Stored records:
[start]

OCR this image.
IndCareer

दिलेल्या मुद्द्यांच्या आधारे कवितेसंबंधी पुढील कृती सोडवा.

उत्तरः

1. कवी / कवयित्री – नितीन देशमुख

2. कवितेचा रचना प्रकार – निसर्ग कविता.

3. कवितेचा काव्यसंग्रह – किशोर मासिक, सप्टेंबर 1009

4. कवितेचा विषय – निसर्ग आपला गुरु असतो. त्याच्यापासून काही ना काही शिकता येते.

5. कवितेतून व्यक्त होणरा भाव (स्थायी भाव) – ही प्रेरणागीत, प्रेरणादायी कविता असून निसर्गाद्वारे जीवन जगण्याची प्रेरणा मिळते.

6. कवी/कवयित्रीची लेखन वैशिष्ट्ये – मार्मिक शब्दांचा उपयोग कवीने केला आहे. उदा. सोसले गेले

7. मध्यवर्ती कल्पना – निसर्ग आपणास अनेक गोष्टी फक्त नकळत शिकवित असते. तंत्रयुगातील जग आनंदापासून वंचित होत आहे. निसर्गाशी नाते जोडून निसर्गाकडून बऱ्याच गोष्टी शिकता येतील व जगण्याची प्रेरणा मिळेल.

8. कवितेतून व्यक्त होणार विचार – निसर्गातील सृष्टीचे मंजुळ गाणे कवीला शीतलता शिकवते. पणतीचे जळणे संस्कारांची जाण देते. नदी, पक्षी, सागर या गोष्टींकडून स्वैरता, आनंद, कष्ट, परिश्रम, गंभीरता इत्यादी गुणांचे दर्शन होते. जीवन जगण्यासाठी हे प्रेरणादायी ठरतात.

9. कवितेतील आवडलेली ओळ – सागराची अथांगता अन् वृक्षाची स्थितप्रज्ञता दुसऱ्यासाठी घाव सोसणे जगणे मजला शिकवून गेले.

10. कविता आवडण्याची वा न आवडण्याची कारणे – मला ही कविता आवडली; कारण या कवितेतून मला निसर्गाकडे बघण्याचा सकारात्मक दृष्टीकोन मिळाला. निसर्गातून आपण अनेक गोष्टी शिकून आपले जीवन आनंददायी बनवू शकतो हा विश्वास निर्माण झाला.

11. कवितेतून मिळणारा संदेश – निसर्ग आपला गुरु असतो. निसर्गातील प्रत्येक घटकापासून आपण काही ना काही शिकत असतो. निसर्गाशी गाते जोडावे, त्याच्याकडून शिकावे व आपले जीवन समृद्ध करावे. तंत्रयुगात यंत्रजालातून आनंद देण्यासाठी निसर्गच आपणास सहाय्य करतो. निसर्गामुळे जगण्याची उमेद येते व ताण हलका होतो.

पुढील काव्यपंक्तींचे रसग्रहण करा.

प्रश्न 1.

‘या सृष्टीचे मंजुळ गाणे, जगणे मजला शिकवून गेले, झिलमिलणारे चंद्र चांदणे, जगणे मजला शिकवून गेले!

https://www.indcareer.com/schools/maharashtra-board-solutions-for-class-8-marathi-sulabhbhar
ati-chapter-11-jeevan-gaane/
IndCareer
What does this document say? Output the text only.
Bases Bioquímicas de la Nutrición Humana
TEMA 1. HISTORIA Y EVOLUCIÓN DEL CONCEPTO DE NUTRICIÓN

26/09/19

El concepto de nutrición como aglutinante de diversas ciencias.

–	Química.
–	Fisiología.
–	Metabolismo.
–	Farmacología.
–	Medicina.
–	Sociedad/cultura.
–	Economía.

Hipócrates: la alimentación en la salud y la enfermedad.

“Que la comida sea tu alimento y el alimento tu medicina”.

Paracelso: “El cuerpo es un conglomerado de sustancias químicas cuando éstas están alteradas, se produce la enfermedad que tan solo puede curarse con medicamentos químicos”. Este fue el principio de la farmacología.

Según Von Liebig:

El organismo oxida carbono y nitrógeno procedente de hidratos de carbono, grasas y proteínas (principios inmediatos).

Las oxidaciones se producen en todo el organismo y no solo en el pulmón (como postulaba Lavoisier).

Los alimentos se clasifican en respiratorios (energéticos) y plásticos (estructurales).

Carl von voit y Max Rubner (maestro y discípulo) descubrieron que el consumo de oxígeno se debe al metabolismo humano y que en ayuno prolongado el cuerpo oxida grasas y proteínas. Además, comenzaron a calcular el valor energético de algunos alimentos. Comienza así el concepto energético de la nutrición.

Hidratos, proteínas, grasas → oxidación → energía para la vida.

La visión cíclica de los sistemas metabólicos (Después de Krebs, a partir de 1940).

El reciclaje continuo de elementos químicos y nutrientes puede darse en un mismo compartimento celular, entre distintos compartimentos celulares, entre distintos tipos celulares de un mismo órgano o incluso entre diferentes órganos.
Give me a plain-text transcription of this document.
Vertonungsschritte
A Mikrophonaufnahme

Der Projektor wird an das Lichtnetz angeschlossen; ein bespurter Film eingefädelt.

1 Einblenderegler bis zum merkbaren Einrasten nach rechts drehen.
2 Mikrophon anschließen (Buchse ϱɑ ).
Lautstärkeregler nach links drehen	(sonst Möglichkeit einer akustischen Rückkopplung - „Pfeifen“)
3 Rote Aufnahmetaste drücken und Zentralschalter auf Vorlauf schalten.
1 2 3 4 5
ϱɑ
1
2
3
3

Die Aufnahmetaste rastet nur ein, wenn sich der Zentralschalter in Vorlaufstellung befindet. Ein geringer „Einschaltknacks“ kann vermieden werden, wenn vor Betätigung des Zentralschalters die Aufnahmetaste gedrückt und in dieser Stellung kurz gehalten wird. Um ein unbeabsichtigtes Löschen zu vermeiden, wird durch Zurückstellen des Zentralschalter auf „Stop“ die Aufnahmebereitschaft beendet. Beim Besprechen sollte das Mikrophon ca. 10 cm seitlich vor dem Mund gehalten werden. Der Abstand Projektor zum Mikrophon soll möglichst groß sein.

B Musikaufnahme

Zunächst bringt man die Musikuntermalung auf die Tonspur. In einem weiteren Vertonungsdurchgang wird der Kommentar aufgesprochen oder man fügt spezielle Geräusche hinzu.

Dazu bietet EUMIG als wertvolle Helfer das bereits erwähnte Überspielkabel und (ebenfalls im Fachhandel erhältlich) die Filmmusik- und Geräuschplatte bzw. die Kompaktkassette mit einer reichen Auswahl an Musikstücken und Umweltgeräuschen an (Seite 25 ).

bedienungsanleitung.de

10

[end]

GOAL: Repeat the entries shown above, every one, word for word.

RESULT FOR THIS EXERCISE:
OCR this image.
IndCareer

दिलेल्या मुद्द्यांच्या आधारे कवितेसंबंधी पुढील कृती सोडवा.

उत्तरः

1. कवी / कवयित्री – नितीन देशमुख

2. कवितेचा रचना प्रकार – निसर्ग कविता.

3. कवितेचा काव्यसंग्रह – किशोर मासिक, सप्टेंबर 1009

4. कवितेचा विषय – निसर्ग आपला गुरु असतो. त्याच्यापासून काही ना काही शिकता येते.

5. कवितेतून व्यक्त होणरा भाव (स्थायी भाव) – ही प्रेरणागीत, प्रेरणादायी कविता असून निसर्गाद्वारे जीवन जगण्याची प्रेरणा मिळते.

6. कवी/कवयित्रीची लेखन वैशिष्ट्ये – मार्मिक शब्दांचा उपयोग कवीने केला आहे. उदा. सोसले गेले

7. मध्यवर्ती कल्पना – निसर्ग आपणास अनेक गोष्टी फक्त नकळत शिकवित असते. तंत्रयुगातील जग आनंदापासून वंचित होत आहे. निसर्गाशी नाते जोडून निसर्गाकडून बऱ्याच गोष्टी शिकता येतील व जगण्याची प्रेरणा मिळेल.

8. कवितेतून व्यक्त होणार विचार – निसर्गातील सृष्टीचे मंजुळ गाणे कवीला शीतलता शिकवते. पणतीचे जळणे संस्कारांची जाण देते. नदी, पक्षी, सागर या गोष्टींकडून स्वैरता, आनंद, कष्ट, परिश्रम, गंभीरता इत्यादी गुणांचे दर्शन होते. जीवन जगण्यासाठी हे प्रेरणादायी ठरतात.

9. कवितेतील आवडलेली ओळ – सागराची अथांगता अन् वृक्षाची स्थितप्रज्ञता दुसऱ्यासाठी घाव सोसणे जगणे मजला शिकवून गेले.

10. कविता आवडण्याची वा न आवडण्याची कारणे – मला ही कविता आवडली; कारण या कवितेतून मला निसर्गाकडे बघण्याचा सकारात्मक दृष्टीकोन मिळाला. निसर्गातून आपण अनेक गोष्टी शिकून आपले जीवन आनंददायी बनवू शकतो हा विश्वास निर्माण झाला.

11. कवितेतून मिळणारा संदेश – निसर्ग आपला गुरु असतो. निसर्गातील प्रत्येक घटकापासून आपण काही ना काही शिकत असतो. निसर्गाशी गाते जोडावे, त्याच्याकडून शिकावे व आपले जीवन समृद्ध करावे. तंत्रयुगात यंत्रजालातून आनंद देण्यासाठी निसर्गच आपणास सहाय्य करतो. निसर्गामुळे जगण्याची उमेद येते व ताण हलका होतो.

पुढील काव्यपंक्तींचे रसग्रहण करा.

प्रश्न 1.

‘या सृष्टीचे मंजुळ गाणे, जगणे मजला शिकवून गेले, झिलमिलणारे चंद्र चांदणे, जगणे मजला शिकवून गेले!

https://www.indcareer.com/schools/maharashtra-board-solutions-for-class-8-marathi-sulabhbhar
ati-chapter-11-jeevan-gaane/
IndCareer
What does this document say? Output the text only.
Bases Bioquímicas de la Nutrición Humana
TEMA 1. HISTORIA Y EVOLUCIÓN DEL CONCEPTO DE NUTRICIÓN

26/09/19

El concepto de nutrición como aglutinante de diversas ciencias.

–	Química.
–	Fisiología.
–	Metabolismo.
–	Farmacología.
–	Medicina.
–	Sociedad/cultura.
–	Economía.

Hipócrates: la alimentación en la salud y la enfermedad.

“Que la comida sea tu alimento y el alimento tu medicina”.

Paracelso: “El cuerpo es un conglomerado de sustancias químicas cuando éstas están alteradas, se produce la enfermedad que tan solo puede curarse con medicamentos químicos”. Este fue el principio de la farmacología.

Según Von Liebig:

El organismo oxida carbono y nitrógeno procedente de hidratos de carbono, grasas y proteínas (principios inmediatos).

Las oxidaciones se producen en todo el organismo y no solo en el pulmón (como postulaba Lavoisier).

Los alimentos se clasifican en respiratorios (energéticos) y plásticos (estructurales).

Carl von voit y Max Rubner (maestro y discípulo) descubrieron que el consumo de oxígeno se debe al metabolismo humano y que en ayuno prolongado el cuerpo oxida grasas y proteínas. Además, comenzaron a calcular el valor energético de algunos alimentos. Comienza así el concepto energético de la nutrición.

Hidratos, proteínas, grasas → oxidación → energía para la vida.

La visión cíclica de los sistemas metabólicos (Después de Krebs, a partir de 1940).

El reciclaje continuo de elementos químicos y nutrientes puede darse en un mismo compartimento celular, entre distintos compartimentos celulares, entre distintos tipos celulares de un mismo órgano o incluso entre diferentes órganos.
Give me a plain-text transcription of this document.
Vertonungsschritte
A Mikrophonaufnahme

Der Projektor wird an das Lichtnetz angeschlossen; ein bespurter Film eingefädelt.

1 Einblenderegler bis zum merkbaren Einrasten nach rechts drehen.
2 Mikrophon anschließen (Buchse ϱɑ ).
Lautstärkeregler nach links drehen	(sonst Möglichkeit einer akustischen Rückkopplung - „Pfeifen“)
3 Rote Aufnahmetaste drücken und Zentralschalter auf Vorlauf schalten.
1 2 3 4 5
ϱɑ
1
2
3
3

Die Aufnahmetaste rastet nur ein, wenn sich der Zentralschalter in Vorlaufstellung befindet. Ein geringer „Einschaltknacks“ kann vermieden werden, wenn vor Betätigung des Zentralschalters die Aufnahmetaste gedrückt und in dieser Stellung kurz gehalten wird. Um ein unbeabsichtigtes Löschen zu vermeiden, wird durch Zurückstellen des Zentralschalter auf „Stop“ die Aufnahmebereitschaft beendet. Beim Besprechen sollte das Mikrophon ca. 10 cm seitlich vor dem Mund gehalten werden. Der Abstand Projektor zum Mikrophon soll möglichst groß sein.

B Musikaufnahme

Zunächst bringt man die Musikuntermalung auf die Tonspur. In einem weiteren Vertonungsdurchgang wird der Kommentar aufgesprochen oder man fügt spezielle Geräusche hinzu.

Dazu bietet EUMIG als wertvolle Helfer das bereits erwähnte Überspielkabel und (ebenfalls im Fachhandel erhältlich) die Filmmusik- und Geräuschplatte bzw. die Kompaktkassette mit einer reichen Auswahl an Musikstücken und Umweltgeräuschen an (Seite 25 ).

bedienungsanleitung.de

10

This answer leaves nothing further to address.